**WORK TO COMPLETE**.
Could each record be restated word for word?
== DATA FOR THIS EXERCISE
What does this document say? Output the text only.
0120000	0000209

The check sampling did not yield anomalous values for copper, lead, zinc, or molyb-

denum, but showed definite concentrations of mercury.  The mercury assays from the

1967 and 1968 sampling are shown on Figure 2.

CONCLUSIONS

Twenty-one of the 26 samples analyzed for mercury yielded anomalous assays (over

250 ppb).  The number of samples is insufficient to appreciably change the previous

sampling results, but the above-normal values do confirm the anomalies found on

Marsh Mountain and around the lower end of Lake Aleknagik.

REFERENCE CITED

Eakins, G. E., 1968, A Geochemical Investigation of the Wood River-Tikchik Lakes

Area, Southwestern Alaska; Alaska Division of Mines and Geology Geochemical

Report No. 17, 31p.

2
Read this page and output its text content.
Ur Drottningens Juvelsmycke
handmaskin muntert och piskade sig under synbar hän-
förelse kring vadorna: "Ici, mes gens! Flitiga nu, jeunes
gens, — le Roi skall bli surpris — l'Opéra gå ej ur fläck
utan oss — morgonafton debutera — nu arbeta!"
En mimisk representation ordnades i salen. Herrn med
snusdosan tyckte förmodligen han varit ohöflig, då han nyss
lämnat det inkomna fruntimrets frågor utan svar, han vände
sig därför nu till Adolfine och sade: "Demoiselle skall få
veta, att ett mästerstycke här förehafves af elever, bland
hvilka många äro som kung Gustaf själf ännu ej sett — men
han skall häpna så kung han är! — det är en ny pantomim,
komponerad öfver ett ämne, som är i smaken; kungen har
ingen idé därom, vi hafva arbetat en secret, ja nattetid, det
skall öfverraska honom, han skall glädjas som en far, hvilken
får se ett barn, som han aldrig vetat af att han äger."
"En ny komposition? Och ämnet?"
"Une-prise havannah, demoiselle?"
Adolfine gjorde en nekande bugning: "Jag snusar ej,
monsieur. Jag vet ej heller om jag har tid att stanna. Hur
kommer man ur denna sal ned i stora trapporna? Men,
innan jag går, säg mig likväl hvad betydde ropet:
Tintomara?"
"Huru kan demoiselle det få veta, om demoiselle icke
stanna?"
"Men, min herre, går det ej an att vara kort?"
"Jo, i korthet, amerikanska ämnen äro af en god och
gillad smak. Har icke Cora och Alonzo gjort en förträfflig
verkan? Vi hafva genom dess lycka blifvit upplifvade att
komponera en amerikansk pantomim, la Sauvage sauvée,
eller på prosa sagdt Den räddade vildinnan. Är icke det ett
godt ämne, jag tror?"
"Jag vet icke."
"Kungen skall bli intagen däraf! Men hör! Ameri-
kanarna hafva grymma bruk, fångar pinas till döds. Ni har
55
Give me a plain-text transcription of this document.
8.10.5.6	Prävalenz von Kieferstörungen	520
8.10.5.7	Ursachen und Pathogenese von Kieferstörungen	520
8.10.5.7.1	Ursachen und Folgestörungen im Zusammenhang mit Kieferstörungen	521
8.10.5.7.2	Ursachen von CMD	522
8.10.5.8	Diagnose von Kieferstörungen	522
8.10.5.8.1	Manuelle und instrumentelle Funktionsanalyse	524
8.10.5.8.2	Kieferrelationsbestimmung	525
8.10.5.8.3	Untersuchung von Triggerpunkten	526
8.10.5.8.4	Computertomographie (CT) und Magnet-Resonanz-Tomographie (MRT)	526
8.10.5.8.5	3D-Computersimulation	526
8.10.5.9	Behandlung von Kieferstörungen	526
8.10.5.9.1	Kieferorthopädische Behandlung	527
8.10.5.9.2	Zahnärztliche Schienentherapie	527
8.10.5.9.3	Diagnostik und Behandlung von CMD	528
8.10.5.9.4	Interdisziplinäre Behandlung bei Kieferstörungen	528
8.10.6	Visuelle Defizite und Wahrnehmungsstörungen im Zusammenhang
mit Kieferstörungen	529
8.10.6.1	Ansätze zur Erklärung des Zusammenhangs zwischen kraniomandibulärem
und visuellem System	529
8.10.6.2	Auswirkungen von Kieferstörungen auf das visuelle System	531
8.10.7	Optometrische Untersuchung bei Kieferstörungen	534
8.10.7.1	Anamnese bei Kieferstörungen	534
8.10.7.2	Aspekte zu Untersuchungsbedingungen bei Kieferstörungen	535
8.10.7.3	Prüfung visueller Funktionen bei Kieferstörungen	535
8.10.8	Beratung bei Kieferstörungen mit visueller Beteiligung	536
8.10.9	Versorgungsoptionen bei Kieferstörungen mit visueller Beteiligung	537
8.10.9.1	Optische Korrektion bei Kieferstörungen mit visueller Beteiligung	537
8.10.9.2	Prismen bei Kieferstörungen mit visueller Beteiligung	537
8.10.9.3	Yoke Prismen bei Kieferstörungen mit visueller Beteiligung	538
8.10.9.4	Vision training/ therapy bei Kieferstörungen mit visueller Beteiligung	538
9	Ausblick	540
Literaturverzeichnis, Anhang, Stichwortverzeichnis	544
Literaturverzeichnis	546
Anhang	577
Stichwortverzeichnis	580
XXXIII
====
**TASK OUTPUT**.
What does this document say? Output the text only.
0120000	0000209

The check sampling did not yield anomalous values for copper, lead, zinc, or molyb-

denum, but showed definite concentrations of mercury.  The mercury assays from the

1967 and 1968 sampling are shown on Figure 2.

CONCLUSIONS

Twenty-one of the 26 samples analyzed for mercury yielded anomalous assays (over

250 ppb).  The number of samples is insufficient to appreciably change the previous

sampling results, but the above-normal values do confirm the anomalies found on

Marsh Mountain and around the lower end of Lake Aleknagik.

REFERENCE CITED

Eakins, G. E., 1968, A Geochemical Investigation of the Wood River-Tikchik Lakes

Area, Southwestern Alaska; Alaska Division of Mines and Geology Geochemical

Report No. 17, 31p.

2
Read this page and output its text content.
Ur Drottningens Juvelsmycke
handmaskin muntert och piskade sig under synbar hän-
förelse kring vadorna: "Ici, mes gens! Flitiga nu, jeunes
gens, — le Roi skall bli surpris — l'Opéra gå ej ur fläck
utan oss — morgonafton debutera — nu arbeta!"
En mimisk representation ordnades i salen. Herrn med
snusdosan tyckte förmodligen han varit ohöflig, då han nyss
lämnat det inkomna fruntimrets frågor utan svar, han vände
sig därför nu till Adolfine och sade: "Demoiselle skall få
veta, att ett mästerstycke här förehafves af elever, bland
hvilka många äro som kung Gustaf själf ännu ej sett — men
han skall häpna så kung han är! — det är en ny pantomim,
komponerad öfver ett ämne, som är i smaken; kungen har
ingen idé därom, vi hafva arbetat en secret, ja nattetid, det
skall öfverraska honom, han skall glädjas som en far, hvilken
får se ett barn, som han aldrig vetat af att han äger."
"En ny komposition? Och ämnet?"
"Une-prise havannah, demoiselle?"
Adolfine gjorde en nekande bugning: "Jag snusar ej,
monsieur. Jag vet ej heller om jag har tid att stanna. Hur
kommer man ur denna sal ned i stora trapporna? Men,
innan jag går, säg mig likväl hvad betydde ropet:
Tintomara?"
"Huru kan demoiselle det få veta, om demoiselle icke
stanna?"
"Men, min herre, går det ej an att vara kort?"
"Jo, i korthet, amerikanska ämnen äro af en god och
gillad smak. Har icke Cora och Alonzo gjort en förträfflig
verkan? Vi hafva genom dess lycka blifvit upplifvade att
komponera en amerikansk pantomim, la Sauvage sauvée,
eller på prosa sagdt Den räddade vildinnan. Är icke det ett
godt ämne, jag tror?"
"Jag vet icke."
"Kungen skall bli intagen däraf! Men hör! Ameri-
kanarna hafva grymma bruk, fångar pinas till döds. Ni har
55
Give me a plain-text transcription of this document.
8.10.5.6	Prävalenz von Kieferstörungen	520
8.10.5.7	Ursachen und Pathogenese von Kieferstörungen	520
8.10.5.7.1	Ursachen und Folgestörungen im Zusammenhang mit Kieferstörungen	521
8.10.5.7.2	Ursachen von CMD	522
8.10.5.8	Diagnose von Kieferstörungen	522
8.10.5.8.1	Manuelle und instrumentelle Funktionsanalyse	524
8.10.5.8.2	Kieferrelationsbestimmung	525
8.10.5.8.3	Untersuchung von Triggerpunkten	526
8.10.5.8.4	Computertomographie (CT) und Magnet-Resonanz-Tomographie (MRT)	526
8.10.5.8.5	3D-Computersimulation	526
8.10.5.9	Behandlung von Kieferstörungen	526
8.10.5.9.1	Kieferorthopädische Behandlung	527
8.10.5.9.2	Zahnärztliche Schienentherapie	527
8.10.5.9.3	Diagnostik und Behandlung von CMD	528
8.10.5.9.4	Interdisziplinäre Behandlung bei Kieferstörungen	528
8.10.6	Visuelle Defizite und Wahrnehmungsstörungen im Zusammenhang
mit Kieferstörungen	529
8.10.6.1	Ansätze zur Erklärung des Zusammenhangs zwischen kraniomandibulärem
und visuellem System	529
8.10.6.2	Auswirkungen von Kieferstörungen auf das visuelle System	531
8.10.7	Optometrische Untersuchung bei Kieferstörungen	534
8.10.7.1	Anamnese bei Kieferstörungen	534
8.10.7.2	Aspekte zu Untersuchungsbedingungen bei Kieferstörungen	535
8.10.7.3	Prüfung visueller Funktionen bei Kieferstörungen	535
8.10.8	Beratung bei Kieferstörungen mit visueller Beteiligung	536
8.10.9	Versorgungsoptionen bei Kieferstörungen mit visueller Beteiligung	537
8.10.9.1	Optische Korrektion bei Kieferstörungen mit visueller Beteiligung	537
8.10.9.2	Prismen bei Kieferstörungen mit visueller Beteiligung	537
8.10.9.3	Yoke Prismen bei Kieferstörungen mit visueller Beteiligung	538
8.10.9.4	Vision training/ therapy bei Kieferstörungen mit visueller Beteiligung	538
9	Ausblick	540
Literaturverzeichnis, Anhang, Stichwortverzeichnis	544
Literaturverzeichnis	546
Anhang	577
Stichwortverzeichnis	580
XXXIII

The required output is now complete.